## Exercise requirements
Exactly repeat the full listing that follows.

## Extracted data
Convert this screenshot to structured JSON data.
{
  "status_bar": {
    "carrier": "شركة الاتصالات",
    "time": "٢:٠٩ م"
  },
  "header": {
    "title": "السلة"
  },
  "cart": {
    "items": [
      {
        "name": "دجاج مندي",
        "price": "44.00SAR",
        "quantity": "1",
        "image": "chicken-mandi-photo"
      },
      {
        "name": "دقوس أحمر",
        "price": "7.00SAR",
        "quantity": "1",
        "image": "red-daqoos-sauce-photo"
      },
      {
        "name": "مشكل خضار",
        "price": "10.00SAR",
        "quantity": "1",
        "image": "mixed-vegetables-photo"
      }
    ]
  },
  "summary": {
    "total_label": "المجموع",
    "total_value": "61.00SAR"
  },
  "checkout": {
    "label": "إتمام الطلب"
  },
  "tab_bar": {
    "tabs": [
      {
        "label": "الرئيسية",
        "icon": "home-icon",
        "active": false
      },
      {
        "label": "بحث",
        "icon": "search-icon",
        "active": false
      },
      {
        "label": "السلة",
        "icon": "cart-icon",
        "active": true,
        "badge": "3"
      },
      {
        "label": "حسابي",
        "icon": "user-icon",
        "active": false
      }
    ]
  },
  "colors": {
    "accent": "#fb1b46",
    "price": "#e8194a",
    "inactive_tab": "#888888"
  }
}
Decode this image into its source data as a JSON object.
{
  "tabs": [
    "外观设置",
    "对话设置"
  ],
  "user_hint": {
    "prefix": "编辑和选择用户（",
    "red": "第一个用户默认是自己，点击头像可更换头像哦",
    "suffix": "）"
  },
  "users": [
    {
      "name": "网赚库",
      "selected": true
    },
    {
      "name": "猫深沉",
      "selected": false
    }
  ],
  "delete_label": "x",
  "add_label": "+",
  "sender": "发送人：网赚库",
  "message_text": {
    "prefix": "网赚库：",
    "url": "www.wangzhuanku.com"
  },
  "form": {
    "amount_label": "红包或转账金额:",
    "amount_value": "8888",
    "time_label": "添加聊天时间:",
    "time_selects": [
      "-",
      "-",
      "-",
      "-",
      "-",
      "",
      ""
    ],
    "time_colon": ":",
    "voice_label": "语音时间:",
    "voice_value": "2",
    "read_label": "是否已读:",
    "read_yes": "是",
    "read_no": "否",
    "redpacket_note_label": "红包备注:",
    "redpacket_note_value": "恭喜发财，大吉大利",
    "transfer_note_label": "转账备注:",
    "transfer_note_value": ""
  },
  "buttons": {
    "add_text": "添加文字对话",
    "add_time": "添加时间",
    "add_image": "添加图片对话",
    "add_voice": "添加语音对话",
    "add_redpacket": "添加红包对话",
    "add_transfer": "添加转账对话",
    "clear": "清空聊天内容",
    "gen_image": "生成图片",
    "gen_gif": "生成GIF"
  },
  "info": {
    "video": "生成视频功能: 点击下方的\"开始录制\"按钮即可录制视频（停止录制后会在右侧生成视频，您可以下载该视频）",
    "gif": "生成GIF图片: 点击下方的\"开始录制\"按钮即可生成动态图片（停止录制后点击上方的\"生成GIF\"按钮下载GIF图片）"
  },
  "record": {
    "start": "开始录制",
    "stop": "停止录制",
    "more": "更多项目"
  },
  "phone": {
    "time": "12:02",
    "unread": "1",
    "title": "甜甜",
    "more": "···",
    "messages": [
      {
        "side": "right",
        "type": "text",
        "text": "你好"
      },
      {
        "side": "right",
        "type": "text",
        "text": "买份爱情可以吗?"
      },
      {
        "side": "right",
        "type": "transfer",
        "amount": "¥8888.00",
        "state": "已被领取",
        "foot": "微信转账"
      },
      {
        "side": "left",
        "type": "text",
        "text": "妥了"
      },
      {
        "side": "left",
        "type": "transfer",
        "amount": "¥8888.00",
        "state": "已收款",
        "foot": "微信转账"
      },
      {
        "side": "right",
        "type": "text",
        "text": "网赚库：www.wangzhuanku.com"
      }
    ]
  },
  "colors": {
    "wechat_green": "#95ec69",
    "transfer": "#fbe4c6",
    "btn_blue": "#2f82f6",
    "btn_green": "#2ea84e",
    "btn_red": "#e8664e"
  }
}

## Correct output
Convert this screenshot to structured JSON data.
{
  "status_bar": {
    "carrier": "شركة الاتصالات",
    "time": "٢:٠٩ م"
  },
  "header": {
    "title": "السلة"
  },
  "cart": {
    "items": [
      {
        "name": "دجاج مندي",
        "price": "44.00SAR",
        "quantity": "1",
        "image": "chicken-mandi-photo"
      },
      {
        "name": "دقوس أحمر",
        "price": "7.00SAR",
        "quantity": "1",
        "image": "red-daqoos-sauce-photo"
      },
      {
        "name": "مشكل خضار",
        "price": "10.00SAR",
        "quantity": "1",
        "image": "mixed-vegetables-photo"
      }
    ]
  },
  "summary": {
    "total_label": "المجموع",
    "total_value": "61.00SAR"
  },
  "checkout": {
    "label": "إتمام الطلب"
  },
  "tab_bar": {
    "tabs": [
      {
        "label": "الرئيسية",
        "icon": "home-icon",
        "active": false
      },
      {
        "label": "بحث",
        "icon": "search-icon",
        "active": false
      },
      {
        "label": "السلة",
        "icon": "cart-icon",
        "active": true,
        "badge": "3"
      },
      {
        "label": "حسابي",
        "icon": "user-icon",
        "active": false
      }
    ]
  },
  "colors": {
    "accent": "#fb1b46",
    "price": "#e8194a",
    "inactive_tab": "#888888"
  }
}
Decode this image into its source data as a JSON object.
{
  "tabs": [
    "外观设置",
    "对话设置"
  ],
  "user_hint": {
    "prefix": "编辑和选择用户（",
    "red": "第一个用户默认是自己，点击头像可更换头像哦",
    "suffix": "）"
  },
  "users": [
    {
      "name": "网赚库",
      "selected": true
    },
    {
      "name": "猫深沉",
      "selected": false
    }
  ],
  "delete_label": "x",
  "add_label": "+",
  "sender": "发送人：网赚库",
  "message_text": {
    "prefix": "网赚库：",
    "url": "www.wangzhuanku.com"
  },
  "form": {
    "amount_label": "红包或转账金额:",
    "amount_value": "8888",
    "time_label": "添加聊天时间:",
    "time_selects": [
      "-",
      "-",
      "-",
      "-",
      "-",
      "",
      ""
    ],
    "time_colon": ":",
    "voice_label": "语音时间:",
    "voice_value": "2",
    "read_label": "是否已读:",
    "read_yes": "是",
    "read_no": "否",
    "redpacket_note_label": "红包备注:",
    "redpacket_note_value": "恭喜发财，大吉大利",
    "transfer_note_label": "转账备注:",
    "transfer_note_value": ""
  },
  "buttons": {
    "add_text": "添加文字对话",
    "add_time": "添加时间",
    "add_image": "添加图片对话",
    "add_voice": "添加语音对话",
    "add_redpacket": "添加红包对话",
    "add_transfer": "添加转账对话",
    "clear": "清空聊天内容",
    "gen_image": "生成图片",
    "gen_gif": "生成GIF"
  },
  "info": {
    "video": "生成视频功能: 点击下方的\"开始录制\"按钮即可录制视频（停止录制后会在右侧生成视频，您可以下载该视频）",
    "gif": "生成GIF图片: 点击下方的\"开始录制\"按钮即可生成动态图片（停止录制后点击上方的\"生成GIF\"按钮下载GIF图片）"
  },
  "record": {
    "start": "开始录制",
    "stop": "停止录制",
    "more": "更多项目"
  },
  "phone": {
    "time": "12:02",
    "unread": "1",
    "title": "甜甜",
    "more": "···",
    "messages": [
      {
        "side": "right",
        "type": "text",
        "text": "你好"
      },
      {
        "side": "right",
        "type": "text",
        "text": "买份爱情可以吗?"
      },
      {
        "side": "right",
        "type": "transfer",
        "amount": "¥8888.00",
        "state": "已被领取",
        "foot": "微信转账"
      },
      {
        "side": "left",
        "type": "text",
        "text": "妥了"
      },
      {
        "side": "left",
        "type": "transfer",
        "amount": "¥8888.00",
        "state": "已收款",
        "foot": "微信转账"
      },
      {
        "side": "right",
        "type": "text",
        "text": "网赚库：www.wangzhuanku.com"
      }
    ]
  },
  "colors": {
    "wechat_green": "#95ec69",
    "transfer": "#fbe4c6",
    "btn_blue": "#2f82f6",
    "btn_green": "#2ea84e",
    "btn_red": "#e8664e"
  }
}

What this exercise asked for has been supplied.